▶ What you need to do
Gather, from the listing beneath this task, every line holding the string "Shuffling".

::: Data section

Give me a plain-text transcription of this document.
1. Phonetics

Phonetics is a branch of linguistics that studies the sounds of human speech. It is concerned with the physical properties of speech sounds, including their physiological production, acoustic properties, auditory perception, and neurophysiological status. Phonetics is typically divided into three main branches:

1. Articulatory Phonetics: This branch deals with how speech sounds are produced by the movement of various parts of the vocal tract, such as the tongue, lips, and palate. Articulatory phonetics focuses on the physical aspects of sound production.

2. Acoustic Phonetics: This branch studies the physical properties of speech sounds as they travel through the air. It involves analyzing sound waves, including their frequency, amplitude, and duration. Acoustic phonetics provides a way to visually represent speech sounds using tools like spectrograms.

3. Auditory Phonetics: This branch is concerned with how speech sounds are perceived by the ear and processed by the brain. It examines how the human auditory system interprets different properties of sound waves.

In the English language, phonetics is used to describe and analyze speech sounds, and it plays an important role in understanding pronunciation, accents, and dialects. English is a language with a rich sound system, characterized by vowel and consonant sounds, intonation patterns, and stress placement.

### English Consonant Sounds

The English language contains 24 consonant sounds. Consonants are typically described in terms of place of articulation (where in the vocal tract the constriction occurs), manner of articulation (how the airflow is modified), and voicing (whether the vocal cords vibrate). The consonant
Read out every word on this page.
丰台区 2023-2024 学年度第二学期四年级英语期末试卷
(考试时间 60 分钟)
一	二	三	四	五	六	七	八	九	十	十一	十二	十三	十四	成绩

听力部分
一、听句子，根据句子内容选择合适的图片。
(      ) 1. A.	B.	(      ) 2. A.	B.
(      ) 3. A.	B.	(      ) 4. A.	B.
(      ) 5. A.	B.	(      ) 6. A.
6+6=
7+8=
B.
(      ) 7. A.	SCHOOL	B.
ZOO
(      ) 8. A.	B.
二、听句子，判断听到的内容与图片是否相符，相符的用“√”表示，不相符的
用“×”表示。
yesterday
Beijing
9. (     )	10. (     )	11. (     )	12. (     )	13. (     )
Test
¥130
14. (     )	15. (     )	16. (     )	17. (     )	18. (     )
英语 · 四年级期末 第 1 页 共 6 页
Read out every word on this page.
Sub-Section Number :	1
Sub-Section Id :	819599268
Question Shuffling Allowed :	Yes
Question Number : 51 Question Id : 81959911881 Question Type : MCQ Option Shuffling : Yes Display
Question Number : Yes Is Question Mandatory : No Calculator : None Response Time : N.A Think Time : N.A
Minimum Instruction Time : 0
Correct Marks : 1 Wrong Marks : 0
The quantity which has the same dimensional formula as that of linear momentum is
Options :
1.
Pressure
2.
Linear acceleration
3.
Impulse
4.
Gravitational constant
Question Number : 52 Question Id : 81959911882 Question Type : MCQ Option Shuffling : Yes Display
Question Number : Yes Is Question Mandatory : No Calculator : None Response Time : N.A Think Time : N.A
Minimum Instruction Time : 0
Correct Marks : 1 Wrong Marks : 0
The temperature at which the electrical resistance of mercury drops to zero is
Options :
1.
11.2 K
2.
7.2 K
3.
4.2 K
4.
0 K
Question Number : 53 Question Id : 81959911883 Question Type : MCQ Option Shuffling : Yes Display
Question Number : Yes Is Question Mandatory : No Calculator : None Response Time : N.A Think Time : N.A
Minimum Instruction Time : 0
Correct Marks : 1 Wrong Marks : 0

::::::

▶ Result for this task
Question Shuffling Allowed :	Yes
Question Number : 51 Question Id : 81959911881 Question Type : MCQ Option Shuffling : Yes Display
Question Number : 52 Question Id : 81959911882 Question Type : MCQ Option Shuffling : Yes Display
Question Number : 53 Question Id : 81959911883 Question Type : MCQ Option Shuffling : Yes Display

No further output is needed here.